[Collected data]

********

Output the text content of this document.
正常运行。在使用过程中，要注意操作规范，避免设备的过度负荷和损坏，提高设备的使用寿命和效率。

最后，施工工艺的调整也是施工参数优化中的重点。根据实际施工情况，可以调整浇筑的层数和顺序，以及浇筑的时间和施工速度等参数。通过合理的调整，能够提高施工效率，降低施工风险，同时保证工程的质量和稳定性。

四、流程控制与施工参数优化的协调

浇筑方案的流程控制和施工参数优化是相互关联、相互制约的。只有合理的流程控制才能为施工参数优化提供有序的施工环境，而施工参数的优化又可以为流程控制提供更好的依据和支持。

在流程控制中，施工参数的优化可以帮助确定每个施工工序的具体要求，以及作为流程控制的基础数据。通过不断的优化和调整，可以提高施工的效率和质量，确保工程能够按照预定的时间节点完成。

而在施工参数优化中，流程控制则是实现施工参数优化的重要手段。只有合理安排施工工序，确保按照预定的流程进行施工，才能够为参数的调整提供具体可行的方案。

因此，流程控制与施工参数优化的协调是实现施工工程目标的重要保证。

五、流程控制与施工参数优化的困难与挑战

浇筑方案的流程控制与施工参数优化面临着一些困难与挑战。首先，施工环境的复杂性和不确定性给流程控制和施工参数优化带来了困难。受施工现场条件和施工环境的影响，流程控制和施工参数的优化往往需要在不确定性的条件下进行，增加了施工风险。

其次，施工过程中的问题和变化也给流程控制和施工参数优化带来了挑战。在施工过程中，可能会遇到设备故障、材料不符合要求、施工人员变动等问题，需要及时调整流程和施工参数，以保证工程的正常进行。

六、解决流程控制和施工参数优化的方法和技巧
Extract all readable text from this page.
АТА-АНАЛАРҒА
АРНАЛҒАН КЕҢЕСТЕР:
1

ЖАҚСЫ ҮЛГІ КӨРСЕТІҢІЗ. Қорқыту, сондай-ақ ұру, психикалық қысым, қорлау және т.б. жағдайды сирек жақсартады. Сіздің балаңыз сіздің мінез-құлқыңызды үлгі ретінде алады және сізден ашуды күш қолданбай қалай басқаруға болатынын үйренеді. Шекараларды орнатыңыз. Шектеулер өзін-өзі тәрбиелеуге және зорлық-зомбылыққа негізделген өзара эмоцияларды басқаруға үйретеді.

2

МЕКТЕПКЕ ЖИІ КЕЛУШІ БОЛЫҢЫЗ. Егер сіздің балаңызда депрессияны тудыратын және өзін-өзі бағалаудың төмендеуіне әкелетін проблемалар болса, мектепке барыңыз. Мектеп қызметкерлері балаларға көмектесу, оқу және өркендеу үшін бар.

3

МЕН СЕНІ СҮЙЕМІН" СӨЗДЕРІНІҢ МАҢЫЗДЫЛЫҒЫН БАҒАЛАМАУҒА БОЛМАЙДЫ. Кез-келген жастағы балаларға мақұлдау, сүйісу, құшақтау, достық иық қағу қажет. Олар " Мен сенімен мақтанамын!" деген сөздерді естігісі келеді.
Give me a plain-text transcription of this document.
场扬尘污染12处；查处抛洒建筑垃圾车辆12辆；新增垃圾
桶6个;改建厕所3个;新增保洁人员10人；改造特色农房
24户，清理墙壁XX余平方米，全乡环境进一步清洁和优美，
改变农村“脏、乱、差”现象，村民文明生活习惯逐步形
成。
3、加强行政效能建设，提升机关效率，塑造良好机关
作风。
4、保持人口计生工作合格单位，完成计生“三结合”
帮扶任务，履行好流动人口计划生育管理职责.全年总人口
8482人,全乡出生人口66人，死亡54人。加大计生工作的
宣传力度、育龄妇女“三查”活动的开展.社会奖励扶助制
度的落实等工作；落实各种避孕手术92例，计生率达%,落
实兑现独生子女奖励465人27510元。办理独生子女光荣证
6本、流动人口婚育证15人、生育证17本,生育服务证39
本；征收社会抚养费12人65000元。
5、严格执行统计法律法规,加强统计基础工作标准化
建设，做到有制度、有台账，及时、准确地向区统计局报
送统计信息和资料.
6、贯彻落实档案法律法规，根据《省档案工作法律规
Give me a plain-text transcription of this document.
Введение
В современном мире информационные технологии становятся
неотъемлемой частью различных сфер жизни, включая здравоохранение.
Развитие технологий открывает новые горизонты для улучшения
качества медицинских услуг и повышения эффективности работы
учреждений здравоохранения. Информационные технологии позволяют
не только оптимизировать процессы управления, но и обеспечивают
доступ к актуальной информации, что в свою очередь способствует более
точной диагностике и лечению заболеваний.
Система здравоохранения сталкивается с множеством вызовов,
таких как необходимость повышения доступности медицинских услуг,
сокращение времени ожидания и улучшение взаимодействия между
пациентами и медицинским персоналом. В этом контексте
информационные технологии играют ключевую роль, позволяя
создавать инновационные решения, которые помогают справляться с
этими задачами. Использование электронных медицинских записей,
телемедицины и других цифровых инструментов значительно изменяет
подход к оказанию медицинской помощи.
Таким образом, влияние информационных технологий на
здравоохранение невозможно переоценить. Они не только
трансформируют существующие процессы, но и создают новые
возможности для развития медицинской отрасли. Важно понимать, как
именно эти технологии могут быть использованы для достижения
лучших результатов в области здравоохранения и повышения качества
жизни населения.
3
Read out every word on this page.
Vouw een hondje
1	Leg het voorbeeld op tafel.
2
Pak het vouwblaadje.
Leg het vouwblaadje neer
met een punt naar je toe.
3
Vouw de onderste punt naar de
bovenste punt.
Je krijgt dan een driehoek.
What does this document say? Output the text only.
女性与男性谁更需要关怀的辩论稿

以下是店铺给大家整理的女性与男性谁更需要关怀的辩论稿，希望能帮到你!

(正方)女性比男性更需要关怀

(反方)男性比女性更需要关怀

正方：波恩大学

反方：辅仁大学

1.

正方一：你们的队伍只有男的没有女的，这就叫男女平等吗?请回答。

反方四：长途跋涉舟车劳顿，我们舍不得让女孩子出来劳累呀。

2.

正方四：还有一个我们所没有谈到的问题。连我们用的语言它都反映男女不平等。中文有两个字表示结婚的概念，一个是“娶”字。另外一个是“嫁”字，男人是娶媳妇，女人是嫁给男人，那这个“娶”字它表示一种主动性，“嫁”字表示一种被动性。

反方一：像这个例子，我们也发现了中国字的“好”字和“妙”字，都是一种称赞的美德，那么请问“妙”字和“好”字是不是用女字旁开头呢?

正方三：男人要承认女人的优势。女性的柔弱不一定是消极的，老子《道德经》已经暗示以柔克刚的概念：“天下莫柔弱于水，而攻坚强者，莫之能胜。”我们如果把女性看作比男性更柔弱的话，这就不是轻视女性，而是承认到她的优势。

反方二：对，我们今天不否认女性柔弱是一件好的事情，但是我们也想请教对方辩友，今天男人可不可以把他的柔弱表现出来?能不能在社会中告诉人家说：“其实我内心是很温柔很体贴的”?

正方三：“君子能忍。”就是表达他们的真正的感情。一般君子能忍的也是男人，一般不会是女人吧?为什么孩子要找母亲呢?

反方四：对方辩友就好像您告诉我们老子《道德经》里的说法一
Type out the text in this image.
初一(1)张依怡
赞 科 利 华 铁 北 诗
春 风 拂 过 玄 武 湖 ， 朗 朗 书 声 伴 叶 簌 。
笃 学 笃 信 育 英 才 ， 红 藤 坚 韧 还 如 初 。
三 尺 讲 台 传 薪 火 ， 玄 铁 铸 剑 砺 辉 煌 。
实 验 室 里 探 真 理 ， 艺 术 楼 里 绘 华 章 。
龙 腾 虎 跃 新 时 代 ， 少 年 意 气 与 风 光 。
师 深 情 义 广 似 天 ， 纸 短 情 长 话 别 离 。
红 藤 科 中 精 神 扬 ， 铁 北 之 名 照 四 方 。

********

**WHAT THIS TASK INVOLVES**:
Each line of the material that holds the string "технологии" counts once; give the total alone.

**RESPONSE**:
4